_Problem statement_
Below is a listing; reproduce each line of it exactly.

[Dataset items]
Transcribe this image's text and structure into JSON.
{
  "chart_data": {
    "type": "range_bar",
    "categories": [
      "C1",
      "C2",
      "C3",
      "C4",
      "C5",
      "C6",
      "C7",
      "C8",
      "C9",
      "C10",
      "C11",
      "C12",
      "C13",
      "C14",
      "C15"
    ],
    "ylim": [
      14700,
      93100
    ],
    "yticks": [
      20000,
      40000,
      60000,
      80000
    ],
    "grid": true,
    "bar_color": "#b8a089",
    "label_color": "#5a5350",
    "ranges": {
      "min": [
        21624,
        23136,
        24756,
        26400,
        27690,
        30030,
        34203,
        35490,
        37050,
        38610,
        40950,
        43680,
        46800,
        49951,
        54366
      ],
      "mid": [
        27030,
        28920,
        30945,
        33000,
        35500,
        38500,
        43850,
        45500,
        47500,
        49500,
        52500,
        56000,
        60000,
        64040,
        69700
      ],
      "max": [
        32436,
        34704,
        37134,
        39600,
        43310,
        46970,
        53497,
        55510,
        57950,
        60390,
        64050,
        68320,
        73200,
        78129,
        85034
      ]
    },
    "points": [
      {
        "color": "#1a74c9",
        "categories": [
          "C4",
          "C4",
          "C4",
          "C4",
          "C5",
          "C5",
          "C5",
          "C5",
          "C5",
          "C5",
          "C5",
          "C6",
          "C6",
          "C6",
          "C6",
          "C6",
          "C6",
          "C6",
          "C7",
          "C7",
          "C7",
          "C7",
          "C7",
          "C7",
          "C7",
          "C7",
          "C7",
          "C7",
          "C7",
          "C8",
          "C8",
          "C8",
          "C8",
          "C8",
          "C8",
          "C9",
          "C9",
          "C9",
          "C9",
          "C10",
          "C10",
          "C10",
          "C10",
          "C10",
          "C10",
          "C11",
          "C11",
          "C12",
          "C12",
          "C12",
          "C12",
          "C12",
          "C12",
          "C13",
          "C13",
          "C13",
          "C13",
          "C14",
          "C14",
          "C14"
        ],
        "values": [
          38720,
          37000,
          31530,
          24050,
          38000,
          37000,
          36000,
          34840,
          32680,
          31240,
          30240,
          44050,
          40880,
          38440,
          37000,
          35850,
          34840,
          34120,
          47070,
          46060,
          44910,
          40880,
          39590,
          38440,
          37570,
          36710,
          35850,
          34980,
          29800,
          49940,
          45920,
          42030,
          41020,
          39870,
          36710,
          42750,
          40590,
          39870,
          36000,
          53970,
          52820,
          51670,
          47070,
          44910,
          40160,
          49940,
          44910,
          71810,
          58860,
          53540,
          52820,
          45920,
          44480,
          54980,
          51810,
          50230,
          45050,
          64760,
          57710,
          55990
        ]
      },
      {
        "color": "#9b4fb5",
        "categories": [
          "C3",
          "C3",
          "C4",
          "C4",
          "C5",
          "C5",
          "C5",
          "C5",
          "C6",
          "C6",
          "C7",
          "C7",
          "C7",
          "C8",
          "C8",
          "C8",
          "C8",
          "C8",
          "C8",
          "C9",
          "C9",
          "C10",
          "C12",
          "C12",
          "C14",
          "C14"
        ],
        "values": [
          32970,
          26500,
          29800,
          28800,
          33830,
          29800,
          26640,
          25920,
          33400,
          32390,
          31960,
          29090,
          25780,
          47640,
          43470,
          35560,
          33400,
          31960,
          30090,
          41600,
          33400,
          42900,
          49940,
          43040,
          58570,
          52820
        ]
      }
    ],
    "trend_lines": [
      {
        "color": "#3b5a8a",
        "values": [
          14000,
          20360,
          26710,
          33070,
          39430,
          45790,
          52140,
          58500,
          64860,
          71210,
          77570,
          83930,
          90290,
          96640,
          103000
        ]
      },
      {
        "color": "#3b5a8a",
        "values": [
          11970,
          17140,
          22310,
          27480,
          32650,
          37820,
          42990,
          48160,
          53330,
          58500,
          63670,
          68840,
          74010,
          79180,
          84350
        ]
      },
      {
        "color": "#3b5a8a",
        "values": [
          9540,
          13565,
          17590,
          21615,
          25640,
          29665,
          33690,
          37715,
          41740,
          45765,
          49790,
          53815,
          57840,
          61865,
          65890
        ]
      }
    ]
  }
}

_Full response_
Transcribe this image's text and structure into JSON.
{
  "chart_data": {
    "type": "range_bar",
    "categories": [
      "C1",
      "C2",
      "C3",
      "C4",
      "C5",
      "C6",
      "C7",
      "C8",
      "C9",
      "C10",
      "C11",
      "C12",
      "C13",
      "C14",
      "C15"
    ],
    "ylim": [
      14700,
      93100
    ],
    "yticks": [
      20000,
      40000,
      60000,
      80000
    ],
    "grid": true,
    "bar_color": "#b8a089",
    "label_color": "#5a5350",
    "ranges": {
      "min": [
        21624,
        23136,
        24756,
        26400,
        27690,
        30030,
        34203,
        35490,
        37050,
        38610,
        40950,
        43680,
        46800,
        49951,
        54366
      ],
      "mid": [
        27030,
        28920,
        30945,
        33000,
        35500,
        38500,
        43850,
        45500,
        47500,
        49500,
        52500,
        56000,
        60000,
        64040,
        69700
      ],
      "max": [
        32436,
        34704,
        37134,
        39600,
        43310,
        46970,
        53497,
        55510,
        57950,
        60390,
        64050,
        68320,
        73200,
        78129,
        85034
      ]
    },
    "points": [
      {
        "color": "#1a74c9",
        "categories": [
          "C4",
          "C4",
          "C4",
          "C4",
          "C5",
          "C5",
          "C5",
          "C5",
          "C5",
          "C5",
          "C5",
          "C6",
          "C6",
          "C6",
          "C6",
          "C6",
          "C6",
          "C6",
          "C7",
          "C7",
          "C7",
          "C7",
          "C7",
          "C7",
          "C7",
          "C7",
          "C7",
          "C7",
          "C7",
          "C8",
          "C8",
          "C8",
          "C8",
          "C8",
          "C8",
          "C9",
          "C9",
          "C9",
          "C9",
          "C10",
          "C10",
          "C10",
          "C10",
          "C10",
          "C10",
          "C11",
          "C11",
          "C12",
          "C12",
          "C12",
          "C12",
          "C12",
          "C12",
          "C13",
          "C13",
          "C13",
          "C13",
          "C14",
          "C14",
          "C14"
        ],
        "values": [
          38720,
          37000,
          31530,
          24050,
          38000,
          37000,
          36000,
          34840,
          32680,
          31240,
          30240,
          44050,
          40880,
          38440,
          37000,
          35850,
          34840,
          34120,
          47070,
          46060,
          44910,
          40880,
          39590,
          38440,
          37570,
          36710,
          35850,
          34980,
          29800,
          49940,
          45920,
          42030,
          41020,
          39870,
          36710,
          42750,
          40590,
          39870,
          36000,
          53970,
          52820,
          51670,
          47070,
          44910,
          40160,
          49940,
          44910,
          71810,
          58860,
          53540,
          52820,
          45920,
          44480,
          54980,
          51810,
          50230,
          45050,
          64760,
          57710,
          55990
        ]
      },
      {
        "color": "#9b4fb5",
        "categories": [
          "C3",
          "C3",
          "C4",
          "C4",
          "C5",
          "C5",
          "C5",
          "C5",
          "C6",
          "C6",
          "C7",
          "C7",
          "C7",
          "C8",
          "C8",
          "C8",
          "C8",
          "C8",
          "C8",
          "C9",
          "C9",
          "C10",
          "C12",
          "C12",
          "C14",
          "C14"
        ],
        "values": [
          32970,
          26500,
          29800,
          28800,
          33830,
          29800,
          26640,
          25920,
          33400,
          32390,
          31960,
          29090,
          25780,
          47640,
          43470,
          35560,
          33400,
          31960,
          30090,
          41600,
          33400,
          42900,
          49940,
          43040,
          58570,
          52820
        ]
      }
    ],
    "trend_lines": [
      {
        "color": "#3b5a8a",
        "values": [
          14000,
          20360,
          26710,
          33070,
          39430,
          45790,
          52140,
          58500,
          64860,
          71210,
          77570,
          83930,
          90290,
          96640,
          103000
        ]
      },
      {
        "color": "#3b5a8a",
        "values": [
          11970,
          17140,
          22310,
          27480,
          32650,
          37820,
          42990,
          48160,
          53330,
          58500,
          63670,
          68840,
          74010,
          79180,
          84350
        ]
      },
      {
        "color": "#3b5a8a",
        "values": [
          9540,
          13565,
          17590,
          21615,
          25640,
          29665,
          33690,
          37715,
          41740,
          45765,
          49790,
          53815,
          57840,
          61865,
          65890
        ]
      }
    ]
  }
}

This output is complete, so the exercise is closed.